## Task objective
Show each line from the listing that includes the word "REVUE".

[Stored items]
***
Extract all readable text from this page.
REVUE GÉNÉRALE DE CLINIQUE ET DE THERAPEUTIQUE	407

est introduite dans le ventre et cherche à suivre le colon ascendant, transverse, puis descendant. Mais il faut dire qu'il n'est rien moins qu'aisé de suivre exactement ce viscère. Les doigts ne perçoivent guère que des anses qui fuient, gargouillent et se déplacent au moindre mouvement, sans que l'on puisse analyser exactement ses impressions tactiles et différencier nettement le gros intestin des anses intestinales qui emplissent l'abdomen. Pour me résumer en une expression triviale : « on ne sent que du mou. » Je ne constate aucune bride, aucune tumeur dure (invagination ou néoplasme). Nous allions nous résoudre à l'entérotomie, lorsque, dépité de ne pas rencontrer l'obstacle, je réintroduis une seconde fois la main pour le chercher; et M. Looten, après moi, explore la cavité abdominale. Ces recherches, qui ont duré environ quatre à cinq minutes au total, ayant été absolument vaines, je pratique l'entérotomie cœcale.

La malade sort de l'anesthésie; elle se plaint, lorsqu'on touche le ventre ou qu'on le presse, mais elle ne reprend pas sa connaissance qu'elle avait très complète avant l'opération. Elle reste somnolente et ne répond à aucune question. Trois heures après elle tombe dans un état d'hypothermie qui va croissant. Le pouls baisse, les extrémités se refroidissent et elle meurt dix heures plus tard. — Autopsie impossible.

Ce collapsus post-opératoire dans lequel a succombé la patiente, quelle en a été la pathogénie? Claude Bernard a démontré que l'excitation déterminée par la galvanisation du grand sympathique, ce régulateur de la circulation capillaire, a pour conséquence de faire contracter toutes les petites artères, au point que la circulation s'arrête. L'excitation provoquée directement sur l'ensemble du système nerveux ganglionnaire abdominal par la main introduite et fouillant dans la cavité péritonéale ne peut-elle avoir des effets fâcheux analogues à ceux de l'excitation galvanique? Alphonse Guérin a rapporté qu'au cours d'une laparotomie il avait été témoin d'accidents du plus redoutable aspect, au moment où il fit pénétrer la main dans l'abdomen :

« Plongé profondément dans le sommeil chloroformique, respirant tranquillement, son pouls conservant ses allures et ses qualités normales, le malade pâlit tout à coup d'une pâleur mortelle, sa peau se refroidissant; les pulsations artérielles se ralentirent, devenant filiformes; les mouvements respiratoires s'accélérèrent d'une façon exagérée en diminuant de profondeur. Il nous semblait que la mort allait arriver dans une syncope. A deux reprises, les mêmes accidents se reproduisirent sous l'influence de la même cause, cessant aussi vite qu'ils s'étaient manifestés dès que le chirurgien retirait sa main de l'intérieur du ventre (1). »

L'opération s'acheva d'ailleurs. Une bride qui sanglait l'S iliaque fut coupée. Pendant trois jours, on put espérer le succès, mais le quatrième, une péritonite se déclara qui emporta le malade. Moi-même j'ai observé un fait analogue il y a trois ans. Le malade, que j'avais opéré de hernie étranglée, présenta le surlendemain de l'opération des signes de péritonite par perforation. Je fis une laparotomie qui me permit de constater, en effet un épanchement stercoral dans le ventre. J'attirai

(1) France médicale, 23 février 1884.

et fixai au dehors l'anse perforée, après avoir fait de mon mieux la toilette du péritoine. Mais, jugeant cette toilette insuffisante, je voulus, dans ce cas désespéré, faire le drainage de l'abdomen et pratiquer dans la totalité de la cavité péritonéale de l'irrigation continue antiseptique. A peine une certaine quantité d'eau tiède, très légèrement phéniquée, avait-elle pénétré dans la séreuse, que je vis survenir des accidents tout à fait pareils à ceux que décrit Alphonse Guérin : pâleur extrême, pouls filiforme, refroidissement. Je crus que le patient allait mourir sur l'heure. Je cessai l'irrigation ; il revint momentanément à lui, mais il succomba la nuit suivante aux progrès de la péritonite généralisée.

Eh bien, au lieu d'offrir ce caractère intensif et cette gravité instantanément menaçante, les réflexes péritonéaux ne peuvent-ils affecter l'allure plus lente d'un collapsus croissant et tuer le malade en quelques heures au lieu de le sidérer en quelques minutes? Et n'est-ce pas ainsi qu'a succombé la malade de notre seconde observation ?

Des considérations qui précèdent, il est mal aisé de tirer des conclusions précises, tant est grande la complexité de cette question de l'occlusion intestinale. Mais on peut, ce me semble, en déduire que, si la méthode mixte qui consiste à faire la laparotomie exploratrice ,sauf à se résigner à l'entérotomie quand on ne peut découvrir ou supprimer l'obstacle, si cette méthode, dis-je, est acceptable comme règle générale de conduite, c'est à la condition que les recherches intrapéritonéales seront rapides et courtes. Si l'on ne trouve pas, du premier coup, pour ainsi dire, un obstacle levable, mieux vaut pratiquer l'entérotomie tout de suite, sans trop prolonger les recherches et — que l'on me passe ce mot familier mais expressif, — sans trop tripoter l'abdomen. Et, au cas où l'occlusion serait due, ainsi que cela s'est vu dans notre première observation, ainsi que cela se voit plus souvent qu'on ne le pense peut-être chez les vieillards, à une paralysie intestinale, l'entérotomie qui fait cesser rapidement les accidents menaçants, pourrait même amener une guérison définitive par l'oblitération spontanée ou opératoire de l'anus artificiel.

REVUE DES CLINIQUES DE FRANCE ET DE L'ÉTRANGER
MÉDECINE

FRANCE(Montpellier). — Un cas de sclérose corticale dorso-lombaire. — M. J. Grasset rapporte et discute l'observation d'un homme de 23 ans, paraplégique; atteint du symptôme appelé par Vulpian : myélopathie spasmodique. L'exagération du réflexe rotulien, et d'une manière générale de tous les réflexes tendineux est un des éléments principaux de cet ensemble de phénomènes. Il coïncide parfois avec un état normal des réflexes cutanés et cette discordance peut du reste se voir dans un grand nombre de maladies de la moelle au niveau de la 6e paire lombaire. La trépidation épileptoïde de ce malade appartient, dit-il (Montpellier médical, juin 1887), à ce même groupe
***
## Complete response
REVUE GÉNÉRALE DE CLINIQUE ET DE THERAPEUTIQUE	407
REVUE DES CLINIQUES DE FRANCE ET DE L'ÉTRANGER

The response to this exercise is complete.